DATA RECORDS -
● ● ● ●
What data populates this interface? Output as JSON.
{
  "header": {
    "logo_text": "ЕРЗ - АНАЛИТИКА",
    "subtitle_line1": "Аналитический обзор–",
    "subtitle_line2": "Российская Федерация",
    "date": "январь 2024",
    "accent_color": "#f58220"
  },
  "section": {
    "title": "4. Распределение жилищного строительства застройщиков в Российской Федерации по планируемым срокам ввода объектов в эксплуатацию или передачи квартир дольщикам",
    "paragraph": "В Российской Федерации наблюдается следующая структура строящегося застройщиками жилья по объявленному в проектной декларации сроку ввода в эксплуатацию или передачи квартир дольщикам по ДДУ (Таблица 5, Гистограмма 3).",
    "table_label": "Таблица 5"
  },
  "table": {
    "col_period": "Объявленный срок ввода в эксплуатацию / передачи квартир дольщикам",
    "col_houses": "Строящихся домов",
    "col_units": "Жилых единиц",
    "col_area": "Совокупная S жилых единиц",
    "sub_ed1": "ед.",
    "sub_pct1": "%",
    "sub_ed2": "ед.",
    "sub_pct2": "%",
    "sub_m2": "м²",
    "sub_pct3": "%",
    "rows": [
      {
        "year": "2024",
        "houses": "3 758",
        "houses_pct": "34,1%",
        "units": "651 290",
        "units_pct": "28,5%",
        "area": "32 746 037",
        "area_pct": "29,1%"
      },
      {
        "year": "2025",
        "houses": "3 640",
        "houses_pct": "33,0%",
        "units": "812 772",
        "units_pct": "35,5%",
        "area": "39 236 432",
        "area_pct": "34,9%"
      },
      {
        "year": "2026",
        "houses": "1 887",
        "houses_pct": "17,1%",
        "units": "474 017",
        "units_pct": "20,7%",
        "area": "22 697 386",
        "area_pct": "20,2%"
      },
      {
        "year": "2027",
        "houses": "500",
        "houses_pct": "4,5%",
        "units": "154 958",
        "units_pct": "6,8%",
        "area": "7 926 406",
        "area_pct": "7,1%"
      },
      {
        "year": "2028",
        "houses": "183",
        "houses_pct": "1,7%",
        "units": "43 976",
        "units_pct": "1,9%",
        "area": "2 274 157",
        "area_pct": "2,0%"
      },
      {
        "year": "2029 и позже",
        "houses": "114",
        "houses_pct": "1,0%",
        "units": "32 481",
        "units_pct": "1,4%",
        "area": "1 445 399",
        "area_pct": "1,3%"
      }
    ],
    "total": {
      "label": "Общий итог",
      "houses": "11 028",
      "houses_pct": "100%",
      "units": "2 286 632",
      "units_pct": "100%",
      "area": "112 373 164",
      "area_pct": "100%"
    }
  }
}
● ● ● ●
WORK TO DO - For this exercise, gather every line of the data that contains the word "квартир".

RESULT -
    "title": "4. Распределение жилищного строительства застройщиков в Российской Федерации по планируемым срокам ввода объектов в эксплуатацию или передачи квартир дольщикам",
    "paragraph": "В Российской Федерации наблюдается следующая структура строящегося застройщиками жилья по объявленному в проектной декларации сроку ввода в эксплуатацию или передачи квартир дольщикам по ДДУ (Таблица 5, Гистограмма 3).",
    "col_period": "Объявленный срок ввода в эксплуатацию / передачи квартир дольщикам",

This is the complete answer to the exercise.